** START Given information **

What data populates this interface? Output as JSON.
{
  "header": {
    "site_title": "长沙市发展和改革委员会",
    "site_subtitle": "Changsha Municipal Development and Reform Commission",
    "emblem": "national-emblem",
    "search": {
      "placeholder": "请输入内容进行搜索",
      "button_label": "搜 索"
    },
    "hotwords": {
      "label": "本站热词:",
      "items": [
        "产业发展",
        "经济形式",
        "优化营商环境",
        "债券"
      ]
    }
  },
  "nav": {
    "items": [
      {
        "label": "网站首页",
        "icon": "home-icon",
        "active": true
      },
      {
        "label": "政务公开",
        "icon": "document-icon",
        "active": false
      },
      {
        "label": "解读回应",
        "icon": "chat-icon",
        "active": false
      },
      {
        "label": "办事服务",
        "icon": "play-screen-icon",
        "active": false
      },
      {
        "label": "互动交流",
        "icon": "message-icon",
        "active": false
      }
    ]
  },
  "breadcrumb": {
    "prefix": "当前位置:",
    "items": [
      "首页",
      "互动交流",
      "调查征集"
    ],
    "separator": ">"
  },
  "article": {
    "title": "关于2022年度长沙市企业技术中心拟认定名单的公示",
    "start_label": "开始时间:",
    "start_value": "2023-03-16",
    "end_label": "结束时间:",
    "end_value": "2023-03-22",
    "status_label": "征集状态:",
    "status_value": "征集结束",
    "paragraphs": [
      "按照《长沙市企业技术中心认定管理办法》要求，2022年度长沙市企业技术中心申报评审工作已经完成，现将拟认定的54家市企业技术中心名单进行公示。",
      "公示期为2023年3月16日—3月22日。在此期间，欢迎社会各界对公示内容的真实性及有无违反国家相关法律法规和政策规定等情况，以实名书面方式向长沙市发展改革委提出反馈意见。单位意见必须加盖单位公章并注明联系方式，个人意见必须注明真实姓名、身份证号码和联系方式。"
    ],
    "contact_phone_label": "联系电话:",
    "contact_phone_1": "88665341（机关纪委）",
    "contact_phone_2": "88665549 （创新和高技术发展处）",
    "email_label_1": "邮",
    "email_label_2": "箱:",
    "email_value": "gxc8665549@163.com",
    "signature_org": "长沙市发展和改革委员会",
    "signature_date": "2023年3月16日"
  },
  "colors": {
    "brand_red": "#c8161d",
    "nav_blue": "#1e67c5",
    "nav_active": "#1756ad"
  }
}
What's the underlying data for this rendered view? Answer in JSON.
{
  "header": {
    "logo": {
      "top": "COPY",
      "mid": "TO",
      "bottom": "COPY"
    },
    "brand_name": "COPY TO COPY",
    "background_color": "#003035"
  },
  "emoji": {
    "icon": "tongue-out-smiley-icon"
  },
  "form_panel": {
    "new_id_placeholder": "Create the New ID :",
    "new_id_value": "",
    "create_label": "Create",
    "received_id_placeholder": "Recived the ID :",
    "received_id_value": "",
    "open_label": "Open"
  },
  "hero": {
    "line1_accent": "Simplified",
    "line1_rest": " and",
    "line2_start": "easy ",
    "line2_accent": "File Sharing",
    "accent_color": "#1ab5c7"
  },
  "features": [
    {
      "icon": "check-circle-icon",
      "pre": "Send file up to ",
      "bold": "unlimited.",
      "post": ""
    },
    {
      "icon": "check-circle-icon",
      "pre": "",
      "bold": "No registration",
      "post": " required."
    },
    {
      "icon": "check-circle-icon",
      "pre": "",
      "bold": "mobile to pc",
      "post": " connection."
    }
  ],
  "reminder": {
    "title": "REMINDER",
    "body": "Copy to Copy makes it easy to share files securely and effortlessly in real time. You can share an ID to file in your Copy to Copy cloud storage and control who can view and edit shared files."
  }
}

** END Given information **

| Task directions |
Transcribe all of the material exactly. Omit nothing.

| Task result |
What data populates this interface? Output as JSON.
{
  "header": {
    "site_title": "长沙市发展和改革委员会",
    "site_subtitle": "Changsha Municipal Development and Reform Commission",
    "emblem": "national-emblem",
    "search": {
      "placeholder": "请输入内容进行搜索",
      "button_label": "搜 索"
    },
    "hotwords": {
      "label": "本站热词:",
      "items": [
        "产业发展",
        "经济形式",
        "优化营商环境",
        "债券"
      ]
    }
  },
  "nav": {
    "items": [
      {
        "label": "网站首页",
        "icon": "home-icon",
        "active": true
      },
      {
        "label": "政务公开",
        "icon": "document-icon",
        "active": false
      },
      {
        "label": "解读回应",
        "icon": "chat-icon",
        "active": false
      },
      {
        "label": "办事服务",
        "icon": "play-screen-icon",
        "active": false
      },
      {
        "label": "互动交流",
        "icon": "message-icon",
        "active": false
      }
    ]
  },
  "breadcrumb": {
    "prefix": "当前位置:",
    "items": [
      "首页",
      "互动交流",
      "调查征集"
    ],
    "separator": ">"
  },
  "article": {
    "title": "关于2022年度长沙市企业技术中心拟认定名单的公示",
    "start_label": "开始时间:",
    "start_value": "2023-03-16",
    "end_label": "结束时间:",
    "end_value": "2023-03-22",
    "status_label": "征集状态:",
    "status_value": "征集结束",
    "paragraphs": [
      "按照《长沙市企业技术中心认定管理办法》要求，2022年度长沙市企业技术中心申报评审工作已经完成，现将拟认定的54家市企业技术中心名单进行公示。",
      "公示期为2023年3月16日—3月22日。在此期间，欢迎社会各界对公示内容的真实性及有无违反国家相关法律法规和政策规定等情况，以实名书面方式向长沙市发展改革委提出反馈意见。单位意见必须加盖单位公章并注明联系方式，个人意见必须注明真实姓名、身份证号码和联系方式。"
    ],
    "contact_phone_label": "联系电话:",
    "contact_phone_1": "88665341（机关纪委）",
    "contact_phone_2": "88665549 （创新和高技术发展处）",
    "email_label_1": "邮",
    "email_label_2": "箱:",
    "email_value": "gxc8665549@163.com",
    "signature_org": "长沙市发展和改革委员会",
    "signature_date": "2023年3月16日"
  },
  "colors": {
    "brand_red": "#c8161d",
    "nav_blue": "#1e67c5",
    "nav_active": "#1756ad"
  }
}
What's the underlying data for this rendered view? Answer in JSON.
{
  "header": {
    "logo": {
      "top": "COPY",
      "mid": "TO",
      "bottom": "COPY"
    },
    "brand_name": "COPY TO COPY",
    "background_color": "#003035"
  },
  "emoji": {
    "icon": "tongue-out-smiley-icon"
  },
  "form_panel": {
    "new_id_placeholder": "Create the New ID :",
    "new_id_value": "",
    "create_label": "Create",
    "received_id_placeholder": "Recived the ID :",
    "received_id_value": "",
    "open_label": "Open"
  },
  "hero": {
    "line1_accent": "Simplified",
    "line1_rest": " and",
    "line2_start": "easy ",
    "line2_accent": "File Sharing",
    "accent_color": "#1ab5c7"
  },
  "features": [
    {
      "icon": "check-circle-icon",
      "pre": "Send file up to ",
      "bold": "unlimited.",
      "post": ""
    },
    {
      "icon": "check-circle-icon",
      "pre": "",
      "bold": "No registration",
      "post": " required."
    },
    {
      "icon": "check-circle-icon",
      "pre": "",
      "bold": "mobile to pc",
      "post": " connection."
    }
  ],
  "reminder": {
    "title": "REMINDER",
    "body": "Copy to Copy makes it easy to share files securely and effortlessly in real time. You can share an ID to file in your Copy to Copy cloud storage and control who can view and edit shared files."
  }
}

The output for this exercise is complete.